_Task instructions_
Can you reproduce the data beneath, keeping every line exact?

***** Information shown

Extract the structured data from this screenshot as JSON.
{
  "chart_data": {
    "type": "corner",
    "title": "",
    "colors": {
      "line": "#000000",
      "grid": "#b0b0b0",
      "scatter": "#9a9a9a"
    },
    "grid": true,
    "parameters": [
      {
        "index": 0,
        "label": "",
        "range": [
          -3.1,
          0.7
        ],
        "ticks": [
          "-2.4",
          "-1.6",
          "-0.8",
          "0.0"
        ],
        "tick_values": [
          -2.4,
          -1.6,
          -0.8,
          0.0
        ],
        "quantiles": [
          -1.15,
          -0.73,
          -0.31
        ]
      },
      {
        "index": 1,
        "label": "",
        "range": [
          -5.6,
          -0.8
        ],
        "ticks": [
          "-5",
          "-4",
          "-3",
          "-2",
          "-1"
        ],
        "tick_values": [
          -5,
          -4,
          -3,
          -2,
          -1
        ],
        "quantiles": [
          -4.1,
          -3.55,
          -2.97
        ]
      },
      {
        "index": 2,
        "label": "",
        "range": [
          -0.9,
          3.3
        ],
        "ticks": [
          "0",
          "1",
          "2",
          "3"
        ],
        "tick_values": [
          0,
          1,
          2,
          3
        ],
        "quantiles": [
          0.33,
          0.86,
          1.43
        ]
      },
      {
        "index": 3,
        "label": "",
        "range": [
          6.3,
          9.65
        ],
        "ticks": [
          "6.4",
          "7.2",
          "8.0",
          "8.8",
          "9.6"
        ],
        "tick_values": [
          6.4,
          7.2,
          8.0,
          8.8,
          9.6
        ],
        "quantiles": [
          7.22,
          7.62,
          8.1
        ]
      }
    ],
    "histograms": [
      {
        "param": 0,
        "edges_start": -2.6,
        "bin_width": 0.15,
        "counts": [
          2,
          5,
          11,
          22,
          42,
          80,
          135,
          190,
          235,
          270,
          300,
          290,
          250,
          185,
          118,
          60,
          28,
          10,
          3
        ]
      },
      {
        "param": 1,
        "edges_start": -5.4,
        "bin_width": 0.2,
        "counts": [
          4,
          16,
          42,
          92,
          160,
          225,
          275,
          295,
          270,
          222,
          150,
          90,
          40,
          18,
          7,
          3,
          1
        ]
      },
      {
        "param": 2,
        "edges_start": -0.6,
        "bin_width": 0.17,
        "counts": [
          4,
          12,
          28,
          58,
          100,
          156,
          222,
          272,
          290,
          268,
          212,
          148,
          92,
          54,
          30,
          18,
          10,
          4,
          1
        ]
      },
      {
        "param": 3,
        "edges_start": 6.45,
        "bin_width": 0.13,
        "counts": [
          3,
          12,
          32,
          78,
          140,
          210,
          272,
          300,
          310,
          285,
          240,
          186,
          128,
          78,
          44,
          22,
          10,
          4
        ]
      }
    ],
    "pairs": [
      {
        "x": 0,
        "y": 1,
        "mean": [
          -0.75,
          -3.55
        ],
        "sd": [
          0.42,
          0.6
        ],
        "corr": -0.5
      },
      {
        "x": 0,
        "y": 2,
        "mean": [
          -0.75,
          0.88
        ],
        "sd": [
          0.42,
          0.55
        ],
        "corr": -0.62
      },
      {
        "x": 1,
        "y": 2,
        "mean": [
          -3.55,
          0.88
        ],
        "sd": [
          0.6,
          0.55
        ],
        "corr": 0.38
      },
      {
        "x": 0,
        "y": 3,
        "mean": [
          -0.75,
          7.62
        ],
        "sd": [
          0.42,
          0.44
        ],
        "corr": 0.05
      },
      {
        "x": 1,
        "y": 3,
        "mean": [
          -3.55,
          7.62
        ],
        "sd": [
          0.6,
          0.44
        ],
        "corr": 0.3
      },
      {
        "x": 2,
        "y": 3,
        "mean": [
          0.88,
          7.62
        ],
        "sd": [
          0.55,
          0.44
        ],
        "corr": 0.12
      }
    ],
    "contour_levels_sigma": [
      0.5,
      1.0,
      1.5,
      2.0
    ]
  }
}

**********

_Task response_
Extract the structured data from this screenshot as JSON.
{
  "chart_data": {
    "type": "corner",
    "title": "",
    "colors": {
      "line": "#000000",
      "grid": "#b0b0b0",
      "scatter": "#9a9a9a"
    },
    "grid": true,
    "parameters": [
      {
        "index": 0,
        "label": "",
        "range": [
          -3.1,
          0.7
        ],
        "ticks": [
          "-2.4",
          "-1.6",
          "-0.8",
          "0.0"
        ],
        "tick_values": [
          -2.4,
          -1.6,
          -0.8,
          0.0
        ],
        "quantiles": [
          -1.15,
          -0.73,
          -0.31
        ]
      },
      {
        "index": 1,
        "label": "",
        "range": [
          -5.6,
          -0.8
        ],
        "ticks": [
          "-5",
          "-4",
          "-3",
          "-2",
          "-1"
        ],
        "tick_values": [
          -5,
          -4,
          -3,
          -2,
          -1
        ],
        "quantiles": [
          -4.1,
          -3.55,
          -2.97
        ]
      },
      {
        "index": 2,
        "label": "",
        "range": [
          -0.9,
          3.3
        ],
        "ticks": [
          "0",
          "1",
          "2",
          "3"
        ],
        "tick_values": [
          0,
          1,
          2,
          3
        ],
        "quantiles": [
          0.33,
          0.86,
          1.43
        ]
      },
      {
        "index": 3,
        "label": "",
        "range": [
          6.3,
          9.65
        ],
        "ticks": [
          "6.4",
          "7.2",
          "8.0",
          "8.8",
          "9.6"
        ],
        "tick_values": [
          6.4,
          7.2,
          8.0,
          8.8,
          9.6
        ],
        "quantiles": [
          7.22,
          7.62,
          8.1
        ]
      }
    ],
    "histograms": [
      {
        "param": 0,
        "edges_start": -2.6,
        "bin_width": 0.15,
        "counts": [
          2,
          5,
          11,
          22,
          42,
          80,
          135,
          190,
          235,
          270,
          300,
          290,
          250,
          185,
          118,
          60,
          28,
          10,
          3
        ]
      },
      {
        "param": 1,
        "edges_start": -5.4,
        "bin_width": 0.2,
        "counts": [
          4,
          16,
          42,
          92,
          160,
          225,
          275,
          295,
          270,
          222,
          150,
          90,
          40,
          18,
          7,
          3,
          1
        ]
      },
      {
        "param": 2,
        "edges_start": -0.6,
        "bin_width": 0.17,
        "counts": [
          4,
          12,
          28,
          58,
          100,
          156,
          222,
          272,
          290,
          268,
          212,
          148,
          92,
          54,
          30,
          18,
          10,
          4,
          1
        ]
      },
      {
        "param": 3,
        "edges_start": 6.45,
        "bin_width": 0.13,
        "counts": [
          3,
          12,
          32,
          78,
          140,
          210,
          272,
          300,
          310,
          285,
          240,
          186,
          128,
          78,
          44,
          22,
          10,
          4
        ]
      }
    ],
    "pairs": [
      {
        "x": 0,
        "y": 1,
        "mean": [
          -0.75,
          -3.55
        ],
        "sd": [
          0.42,
          0.6
        ],
        "corr": -0.5
      },
      {
        "x": 0,
        "y": 2,
        "mean": [
          -0.75,
          0.88
        ],
        "sd": [
          0.42,
          0.55
        ],
        "corr": -0.62
      },
      {
        "x": 1,
        "y": 2,
        "mean": [
          -3.55,
          0.88
        ],
        "sd": [
          0.6,
          0.55
        ],
        "corr": 0.38
      },
      {
        "x": 0,
        "y": 3,
        "mean": [
          -0.75,
          7.62
        ],
        "sd": [
          0.42,
          0.44
        ],
        "corr": 0.05
      },
      {
        "x": 1,
        "y": 3,
        "mean": [
          -3.55,
          7.62
        ],
        "sd": [
          0.6,
          0.44
        ],
        "corr": 0.3
      },
      {
        "x": 2,
        "y": 3,
        "mean": [
          0.88,
          7.62
        ],
        "sd": [
          0.55,
          0.44
        ],
        "corr": 0.12
      }
    ],
    "contour_levels_sigma": [
      0.5,
      1.0,
      1.5,
      2.0
    ]
  }
}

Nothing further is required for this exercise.